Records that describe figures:
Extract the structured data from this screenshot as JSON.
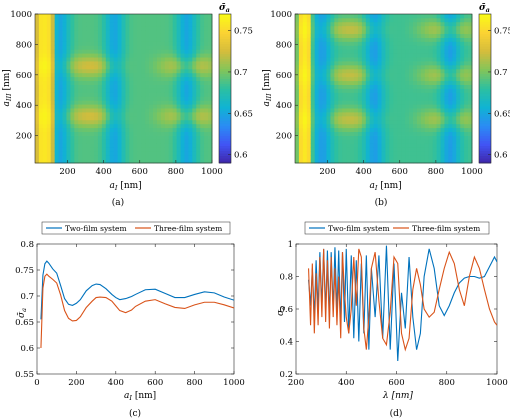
{
  "chart_data": [
    {
      "panel": "(a)",
      "type": "heatmap",
      "xlabel": "a_I [nm]",
      "ylabel": "a_III [nm]",
      "xlim": [
        20,
        1000
      ],
      "ylim": [
        20,
        1000
      ],
      "xticks": [
        200,
        400,
        600,
        800,
        1000
      ],
      "yticks": [
        200,
        400,
        600,
        800,
        1000
      ],
      "colorbar": {
        "label": "σ̄_a",
        "min": 0.59,
        "max": 0.77,
        "ticks": [
          0.6,
          0.65,
          0.7,
          0.75
        ],
        "colormap": [
          "#3e26a8",
          "#4154f4",
          "#2b8cf4",
          "#10b3d3",
          "#2cc0a1",
          "#82c55a",
          "#d4bc3c",
          "#fbd333",
          "#f9fb15"
        ]
      },
      "features": {
        "bright_band_x": [
          30,
          120
        ],
        "bright_band_value": 0.76,
        "blue_columns_x": [
          160,
          460,
          860
        ],
        "light_rows_y": [
          330,
          660
        ],
        "row_peak_value": 0.725,
        "background_value": 0.69,
        "minimum_value": 0.65
      }
    },
    {
      "panel": "(b)",
      "type": "heatmap",
      "xlabel": "a_I [nm]",
      "ylabel": "a_III [nm]",
      "xlim": [
        20,
        1000
      ],
      "ylim": [
        20,
        1000
      ],
      "xticks": [
        200,
        400,
        600,
        800,
        1000
      ],
      "yticks": [
        200,
        400,
        600,
        800,
        1000
      ],
      "colorbar": {
        "label": "σ̄_a",
        "min": 0.59,
        "max": 0.77,
        "ticks": [
          0.6,
          0.65,
          0.7,
          0.75
        ],
        "colormap": [
          "#3e26a8",
          "#4154f4",
          "#2b8cf4",
          "#10b3d3",
          "#2cc0a1",
          "#82c55a",
          "#d4bc3c",
          "#fbd333",
          "#f9fb15"
        ]
      },
      "features": {
        "bright_band_x": [
          40,
          110
        ],
        "bright_band_value": 0.76,
        "blue_columns_x": [
          170,
          460,
          880
        ],
        "light_rows_y": [
          310,
          600,
          900
        ],
        "row_peak_value": 0.72,
        "background_value": 0.685,
        "minimum_value": 0.645
      }
    },
    {
      "panel": "(c)",
      "type": "line",
      "xlabel": "a_I [nm]",
      "ylabel": "σ̄_a",
      "xlim": [
        0,
        1000
      ],
      "ylim": [
        0.55,
        0.8
      ],
      "xticks": [
        0,
        200,
        400,
        600,
        800,
        1000
      ],
      "yticks": [
        0.55,
        0.6,
        0.65,
        0.7,
        0.75,
        0.8
      ],
      "legend": "top",
      "series": [
        {
          "name": "Two-film system",
          "color": "#0072bd",
          "x": [
            20,
            30,
            40,
            50,
            60,
            80,
            100,
            120,
            140,
            160,
            180,
            200,
            220,
            250,
            280,
            300,
            320,
            350,
            380,
            400,
            420,
            450,
            480,
            500,
            550,
            600,
            650,
            700,
            750,
            800,
            850,
            900,
            950,
            1000
          ],
          "y": [
            0.655,
            0.74,
            0.762,
            0.767,
            0.763,
            0.752,
            0.744,
            0.72,
            0.695,
            0.684,
            0.682,
            0.686,
            0.693,
            0.71,
            0.72,
            0.723,
            0.722,
            0.714,
            0.703,
            0.697,
            0.693,
            0.695,
            0.699,
            0.703,
            0.712,
            0.713,
            0.705,
            0.697,
            0.697,
            0.703,
            0.708,
            0.706,
            0.698,
            0.692
          ]
        },
        {
          "name": "Three-film system",
          "color": "#d95319",
          "x": [
            20,
            30,
            40,
            50,
            60,
            80,
            100,
            120,
            140,
            160,
            180,
            200,
            220,
            250,
            280,
            300,
            320,
            350,
            380,
            400,
            420,
            450,
            480,
            500,
            550,
            600,
            650,
            700,
            750,
            800,
            850,
            900,
            950,
            1000
          ],
          "y": [
            0.6,
            0.715,
            0.738,
            0.742,
            0.738,
            0.732,
            0.725,
            0.702,
            0.672,
            0.657,
            0.652,
            0.653,
            0.66,
            0.678,
            0.69,
            0.697,
            0.698,
            0.697,
            0.69,
            0.681,
            0.672,
            0.668,
            0.673,
            0.68,
            0.69,
            0.693,
            0.685,
            0.678,
            0.676,
            0.683,
            0.688,
            0.688,
            0.683,
            0.677
          ]
        }
      ]
    },
    {
      "panel": "(d)",
      "type": "line",
      "xlabel": "λ [nm]",
      "ylabel": "σ_a",
      "xlim": [
        200,
        1000
      ],
      "ylim": [
        0.2,
        1.0
      ],
      "xticks": [
        200,
        400,
        600,
        800,
        1000
      ],
      "yticks": [
        0.2,
        0.4,
        0.6,
        0.8,
        1.0
      ],
      "legend": "top",
      "series": [
        {
          "name": "Two-film system",
          "color": "#0072bd",
          "x": [
            250,
            258,
            265,
            273,
            280,
            288,
            295,
            303,
            310,
            318,
            325,
            333,
            340,
            348,
            355,
            363,
            370,
            378,
            385,
            393,
            400,
            410,
            420,
            430,
            440,
            450,
            460,
            470,
            480,
            490,
            500,
            515,
            530,
            545,
            560,
            575,
            590,
            605,
            620,
            635,
            650,
            665,
            680,
            695,
            710,
            730,
            750,
            770,
            790,
            810,
            830,
            850,
            870,
            890,
            910,
            930,
            950,
            970,
            990,
            1000
          ],
          "y": [
            0.78,
            0.62,
            0.85,
            0.55,
            0.9,
            0.6,
            0.95,
            0.62,
            0.97,
            0.58,
            0.96,
            0.55,
            0.95,
            0.6,
            0.98,
            0.58,
            0.96,
            0.5,
            0.95,
            0.52,
            0.97,
            0.45,
            0.93,
            0.42,
            0.9,
            0.4,
            0.88,
            0.45,
            0.93,
            0.35,
            0.85,
            0.55,
            0.93,
            0.42,
            0.99,
            0.35,
            0.88,
            0.28,
            0.7,
            0.48,
            0.92,
            0.55,
            0.35,
            0.45,
            0.8,
            0.97,
            0.85,
            0.62,
            0.56,
            0.62,
            0.7,
            0.76,
            0.79,
            0.8,
            0.8,
            0.79,
            0.8,
            0.86,
            0.92,
            0.89
          ]
        },
        {
          "name": "Three-film system",
          "color": "#d95319",
          "x": [
            250,
            258,
            265,
            273,
            280,
            288,
            295,
            303,
            310,
            318,
            325,
            333,
            340,
            348,
            355,
            363,
            370,
            378,
            385,
            393,
            400,
            410,
            420,
            430,
            440,
            450,
            460,
            470,
            480,
            490,
            500,
            515,
            530,
            545,
            560,
            575,
            590,
            605,
            620,
            635,
            650,
            665,
            680,
            695,
            710,
            730,
            750,
            770,
            790,
            810,
            830,
            850,
            870,
            890,
            910,
            930,
            950,
            970,
            990,
            1000
          ],
          "y": [
            0.85,
            0.5,
            0.88,
            0.45,
            0.82,
            0.5,
            0.92,
            0.55,
            0.97,
            0.52,
            0.9,
            0.48,
            0.92,
            0.55,
            0.85,
            0.5,
            0.8,
            0.42,
            0.95,
            0.7,
            0.55,
            0.45,
            0.6,
            0.92,
            0.62,
            0.97,
            0.92,
            0.48,
            0.35,
            0.55,
            0.85,
            0.95,
            0.65,
            0.42,
            0.38,
            0.58,
            0.92,
            0.88,
            0.45,
            0.35,
            0.42,
            0.72,
            0.85,
            0.75,
            0.6,
            0.55,
            0.58,
            0.72,
            0.85,
            0.95,
            0.88,
            0.72,
            0.62,
            0.8,
            0.92,
            0.85,
            0.72,
            0.6,
            0.52,
            0.5
          ]
        }
      ]
    }
  ]
}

**Do this**
Quote the data above in full, leaving out the pictures it holds.

**Worked solution**
Extract the structured data from this screenshot as JSON.
{
  "chart_data": [
    {
      "panel": "(a)",
      "type": "heatmap",
      "xlabel": "a_I [nm]",
      "ylabel": "a_III [nm]",
      "xlim": [
        20,
        1000
      ],
      "ylim": [
        20,
        1000
      ],
      "xticks": [
        200,
        400,
        600,
        800,
        1000
      ],
      "yticks": [
        200,
        400,
        600,
        800,
        1000
      ],
      "colorbar": {
        "label": "σ̄_a",
        "min": 0.59,
        "max": 0.77,
        "ticks": [
          0.6,
          0.65,
          0.7,
          0.75
        ],
        "colormap": [
          "#3e26a8",
          "#4154f4",
          "#2b8cf4",
          "#10b3d3",
          "#2cc0a1",
          "#82c55a",
          "#d4bc3c",
          "#fbd333",
          "#f9fb15"
        ]
      },
      "features": {
        "bright_band_x": [
          30,
          120
        ],
        "bright_band_value": 0.76,
        "blue_columns_x": [
          160,
          460,
          860
        ],
        "light_rows_y": [
          330,
          660
        ],
        "row_peak_value": 0.725,
        "background_value": 0.69,
        "minimum_value": 0.65
      }
    },
    {
      "panel": "(b)",
      "type": "heatmap",
      "xlabel": "a_I [nm]",
      "ylabel": "a_III [nm]",
      "xlim": [
        20,
        1000
      ],
      "ylim": [
        20,
        1000
      ],
      "xticks": [
        200,
        400,
        600,
        800,
        1000
      ],
      "yticks": [
        200,
        400,
        600,
        800,
        1000
      ],
      "colorbar": {
        "label": "σ̄_a",
        "min": 0.59,
        "max": 0.77,
        "ticks": [
          0.6,
          0.65,
          0.7,
          0.75
        ],
        "colormap": [
          "#3e26a8",
          "#4154f4",
          "#2b8cf4",
          "#10b3d3",
          "#2cc0a1",
          "#82c55a",
          "#d4bc3c",
          "#fbd333",
          "#f9fb15"
        ]
      },
      "features": {
        "bright_band_x": [
          40,
          110
        ],
        "bright_band_value": 0.76,
        "blue_columns_x": [
          170,
          460,
          880
        ],
        "light_rows_y": [
          310,
          600,
          900
        ],
        "row_peak_value": 0.72,
        "background_value": 0.685,
        "minimum_value": 0.645
      }
    },
    {
      "panel": "(c)",
      "type": "line",
      "xlabel": "a_I [nm]",
      "ylabel": "σ̄_a",
      "xlim": [
        0,
        1000
      ],
      "ylim": [
        0.55,
        0.8
      ],
      "xticks": [
        0,
        200,
        400,
        600,
        800,
        1000
      ],
      "yticks": [
        0.55,
        0.6,
        0.65,
        0.7,
        0.75,
        0.8
      ],
      "legend": "top",
      "series": [
        {
          "name": "Two-film system",
          "color": "#0072bd",
          "x": [
            20,
            30,
            40,
            50,
            60,
            80,
            100,
            120,
            140,
            160,
            180,
            200,
            220,
            250,
            280,
            300,
            320,
            350,
            380,
            400,
            420,
            450,
            480,
            500,
            550,
            600,
            650,
            700,
            750,
            800,
            850,
            900,
            950,
            1000
          ],
          "y": [
            0.655,
            0.74,
            0.762,
            0.767,
            0.763,
            0.752,
            0.744,
            0.72,
            0.695,
            0.684,
            0.682,
            0.686,
            0.693,
            0.71,
            0.72,
            0.723,
            0.722,
            0.714,
            0.703,
            0.697,
            0.693,
            0.695,
            0.699,
            0.703,
            0.712,
            0.713,
            0.705,
            0.697,
            0.697,
            0.703,
            0.708,
            0.706,
            0.698,
            0.692
          ]
        },
        {
          "name": "Three-film system",
          "color": "#d95319",
          "x": [
            20,
            30,
            40,
            50,
            60,
            80,
            100,
            120,
            140,
            160,
            180,
            200,
            220,
            250,
            280,
            300,
            320,
            350,
            380,
            400,
            420,
            450,
            480,
            500,
            550,
            600,
            650,
            700,
            750,
            800,
            850,
            900,
            950,
            1000
          ],
          "y": [
            0.6,
            0.715,
            0.738,
            0.742,
            0.738,
            0.732,
            0.725,
            0.702,
            0.672,
            0.657,
            0.652,
            0.653,
            0.66,
            0.678,
            0.69,
            0.697,
            0.698,
            0.697,
            0.69,
            0.681,
            0.672,
            0.668,
            0.673,
            0.68,
            0.69,
            0.693,
            0.685,
            0.678,
            0.676,
            0.683,
            0.688,
            0.688,
            0.683,
            0.677
          ]
        }
      ]
    },
    {
      "panel": "(d)",
      "type": "line",
      "xlabel": "λ [nm]",
      "ylabel": "σ_a",
      "xlim": [
        200,
        1000
      ],
      "ylim": [
        0.2,
        1.0
      ],
      "xticks": [
        200,
        400,
        600,
        800,
        1000
      ],
      "yticks": [
        0.2,
        0.4,
        0.6,
        0.8,
        1.0
      ],
      "legend": "top",
      "series": [
        {
          "name": "Two-film system",
          "color": "#0072bd",
          "x": [
            250,
            258,
            265,
            273,
            280,
            288,
            295,
            303,
            310,
            318,
            325,
            333,
            340,
            348,
            355,
            363,
            370,
            378,
            385,
            393,
            400,
            410,
            420,
            430,
            440,
            450,
            460,
            470,
            480,
            490,
            500,
            515,
            530,
            545,
            560,
            575,
            590,
            605,
            620,
            635,
            650,
            665,
            680,
            695,
            710,
            730,
            750,
            770,
            790,
            810,
            830,
            850,
            870,
            890,
            910,
            930,
            950,
            970,
            990,
            1000
          ],
          "y": [
            0.78,
            0.62,
            0.85,
            0.55,
            0.9,
            0.6,
            0.95,
            0.62,
            0.97,
            0.58,
            0.96,
            0.55,
            0.95,
            0.6,
            0.98,
            0.58,
            0.96,
            0.5,
            0.95,
            0.52,
            0.97,
            0.45,
            0.93,
            0.42,
            0.9,
            0.4,
            0.88,
            0.45,
            0.93,
            0.35,
            0.85,
            0.55,
            0.93,
            0.42,
            0.99,
            0.35,
            0.88,
            0.28,
            0.7,
            0.48,
            0.92,
            0.55,
            0.35,
            0.45,
            0.8,
            0.97,
            0.85,
            0.62,
            0.56,
            0.62,
            0.7,
            0.76,
            0.79,
            0.8,
            0.8,
            0.79,
            0.8,
            0.86,
            0.92,
            0.89
          ]
        },
        {
          "name": "Three-film system",
          "color": "#d95319",
          "x": [
            250,
            258,
            265,
            273,
            280,
            288,
            295,
            303,
            310,
            318,
            325,
            333,
            340,
            348,
            355,
            363,
            370,
            378,
            385,
            393,
            400,
            410,
            420,
            430,
            440,
            450,
            460,
            470,
            480,
            490,
            500,
            515,
            530,
            545,
            560,
            575,
            590,
            605,
            620,
            635,
            650,
            665,
            680,
            695,
            710,
            730,
            750,
            770,
            790,
            810,
            830,
            850,
            870,
            890,
            910,
            930,
            950,
            970,
            990,
            1000
          ],
          "y": [
            0.85,
            0.5,
            0.88,
            0.45,
            0.82,
            0.5,
            0.92,
            0.55,
            0.97,
            0.52,
            0.9,
            0.48,
            0.92,
            0.55,
            0.85,
            0.5,
            0.8,
            0.42,
            0.95,
            0.7,
            0.55,
            0.45,
            0.6,
            0.92,
            0.62,
            0.97,
            0.92,
            0.48,
            0.35,
            0.55,
            0.85,
            0.95,
            0.65,
            0.42,
            0.38,
            0.58,
            0.92,
            0.88,
            0.45,
            0.35,
            0.42,
            0.72,
            0.85,
            0.75,
            0.6,
            0.55,
            0.58,
            0.72,
            0.85,
            0.95,
            0.88,
            0.72,
            0.62,
            0.8,
            0.92,
            0.85,
            0.72,
            0.6,
            0.52,
            0.5
          ]
        }
      ]
    }
  ]
}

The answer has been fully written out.